● Goal
Among the lines listed below, count those that include the string "text", and state only the count.

__________

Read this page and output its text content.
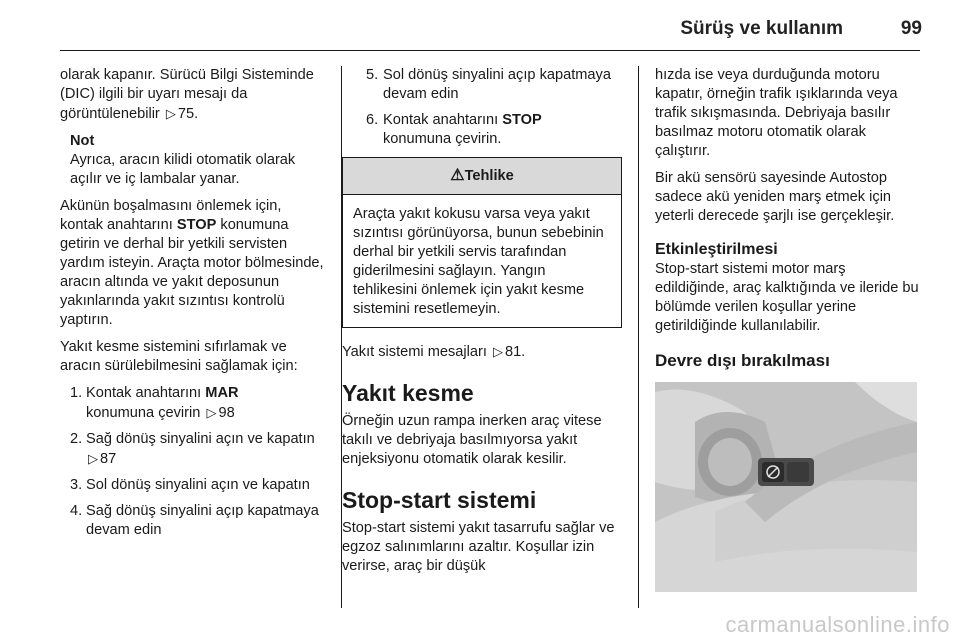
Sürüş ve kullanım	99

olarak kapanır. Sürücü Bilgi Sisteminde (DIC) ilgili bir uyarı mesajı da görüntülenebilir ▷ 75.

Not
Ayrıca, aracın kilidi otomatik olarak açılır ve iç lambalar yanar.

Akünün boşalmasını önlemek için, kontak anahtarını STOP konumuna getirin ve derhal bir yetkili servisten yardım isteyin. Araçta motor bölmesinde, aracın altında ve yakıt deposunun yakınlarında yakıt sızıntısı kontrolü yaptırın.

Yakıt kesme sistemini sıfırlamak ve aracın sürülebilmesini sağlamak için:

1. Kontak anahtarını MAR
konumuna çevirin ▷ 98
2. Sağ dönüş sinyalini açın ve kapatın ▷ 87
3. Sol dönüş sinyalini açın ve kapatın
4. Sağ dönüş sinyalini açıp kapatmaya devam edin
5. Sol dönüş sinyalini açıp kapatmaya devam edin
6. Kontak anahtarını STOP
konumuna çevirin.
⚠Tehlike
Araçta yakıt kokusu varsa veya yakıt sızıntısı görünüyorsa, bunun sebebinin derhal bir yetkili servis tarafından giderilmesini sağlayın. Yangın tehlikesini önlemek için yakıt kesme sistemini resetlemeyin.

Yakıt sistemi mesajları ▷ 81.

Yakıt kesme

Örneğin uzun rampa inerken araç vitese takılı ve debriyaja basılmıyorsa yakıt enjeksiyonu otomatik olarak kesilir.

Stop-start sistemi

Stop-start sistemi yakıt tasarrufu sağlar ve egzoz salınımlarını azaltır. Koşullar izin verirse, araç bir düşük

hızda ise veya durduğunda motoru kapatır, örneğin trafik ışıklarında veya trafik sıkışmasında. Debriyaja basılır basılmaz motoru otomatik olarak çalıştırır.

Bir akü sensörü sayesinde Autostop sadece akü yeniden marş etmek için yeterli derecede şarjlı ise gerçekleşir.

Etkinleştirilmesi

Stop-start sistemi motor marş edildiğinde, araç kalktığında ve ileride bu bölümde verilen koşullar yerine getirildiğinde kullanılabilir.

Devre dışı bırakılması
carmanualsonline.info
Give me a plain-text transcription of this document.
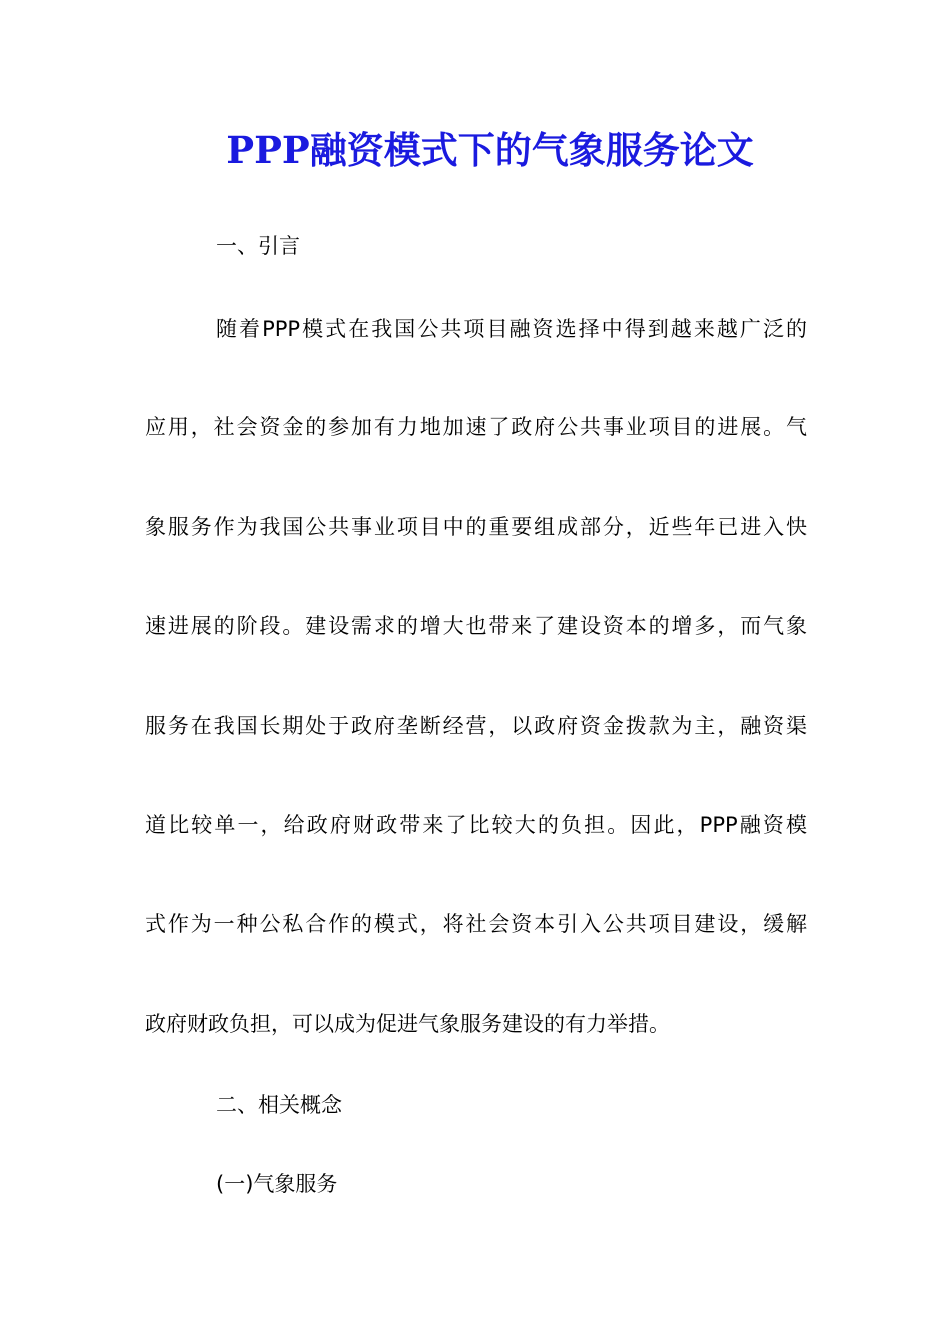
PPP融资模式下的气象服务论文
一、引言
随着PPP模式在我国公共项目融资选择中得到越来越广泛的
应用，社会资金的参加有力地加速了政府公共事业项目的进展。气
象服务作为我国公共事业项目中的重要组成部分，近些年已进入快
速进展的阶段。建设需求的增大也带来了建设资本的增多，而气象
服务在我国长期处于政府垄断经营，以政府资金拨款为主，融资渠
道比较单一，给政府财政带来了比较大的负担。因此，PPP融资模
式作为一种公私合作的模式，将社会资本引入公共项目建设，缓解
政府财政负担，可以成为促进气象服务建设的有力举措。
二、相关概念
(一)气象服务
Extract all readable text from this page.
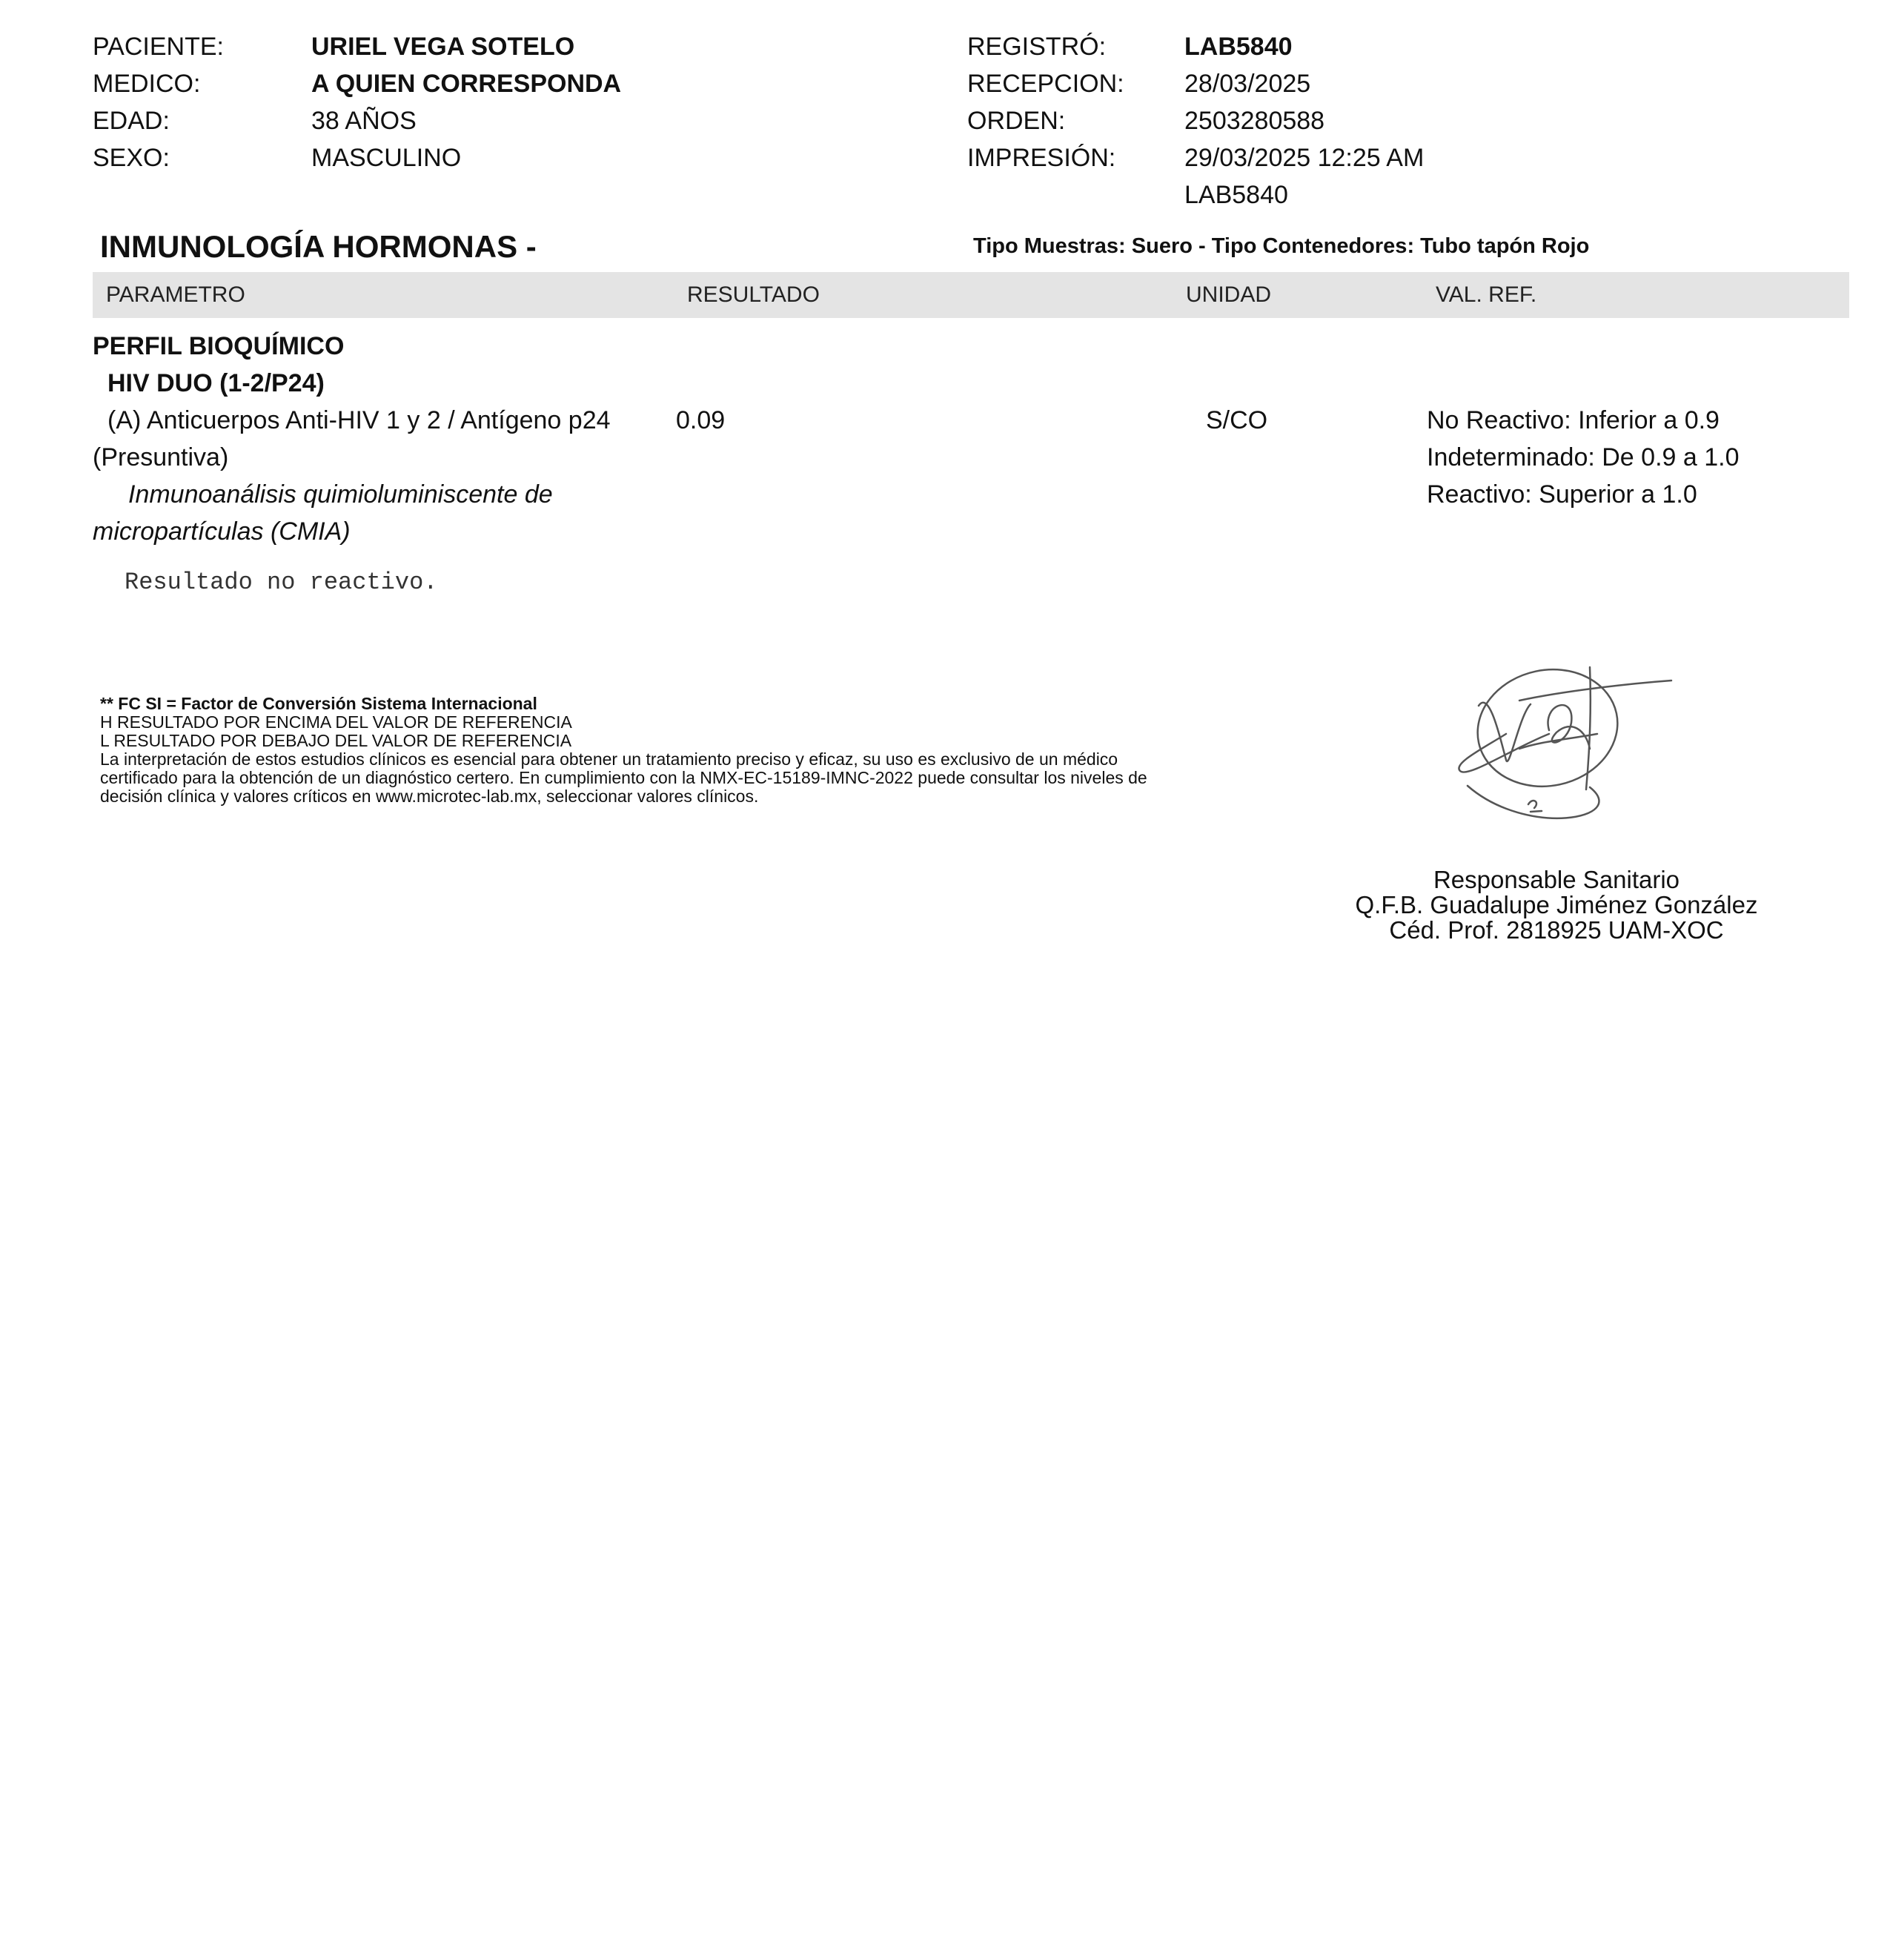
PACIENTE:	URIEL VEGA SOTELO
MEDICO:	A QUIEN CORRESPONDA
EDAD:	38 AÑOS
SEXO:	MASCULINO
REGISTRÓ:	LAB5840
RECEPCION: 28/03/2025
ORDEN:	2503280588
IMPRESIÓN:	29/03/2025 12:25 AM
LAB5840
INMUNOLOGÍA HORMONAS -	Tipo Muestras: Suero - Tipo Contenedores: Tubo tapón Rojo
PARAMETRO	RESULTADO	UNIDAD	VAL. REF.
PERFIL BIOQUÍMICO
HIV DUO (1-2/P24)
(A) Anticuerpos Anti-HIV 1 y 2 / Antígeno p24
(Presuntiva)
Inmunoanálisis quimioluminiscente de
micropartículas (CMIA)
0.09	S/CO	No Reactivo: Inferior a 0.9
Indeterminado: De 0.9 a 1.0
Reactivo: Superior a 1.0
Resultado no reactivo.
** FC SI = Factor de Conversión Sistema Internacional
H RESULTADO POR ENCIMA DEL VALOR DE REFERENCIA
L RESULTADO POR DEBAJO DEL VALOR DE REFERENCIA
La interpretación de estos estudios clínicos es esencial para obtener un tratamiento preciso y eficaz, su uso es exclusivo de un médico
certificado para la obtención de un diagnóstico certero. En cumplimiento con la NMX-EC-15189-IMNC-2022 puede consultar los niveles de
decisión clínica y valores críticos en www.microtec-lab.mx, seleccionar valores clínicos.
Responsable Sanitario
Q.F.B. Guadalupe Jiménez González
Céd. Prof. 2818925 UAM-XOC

__________

● Result of this task
3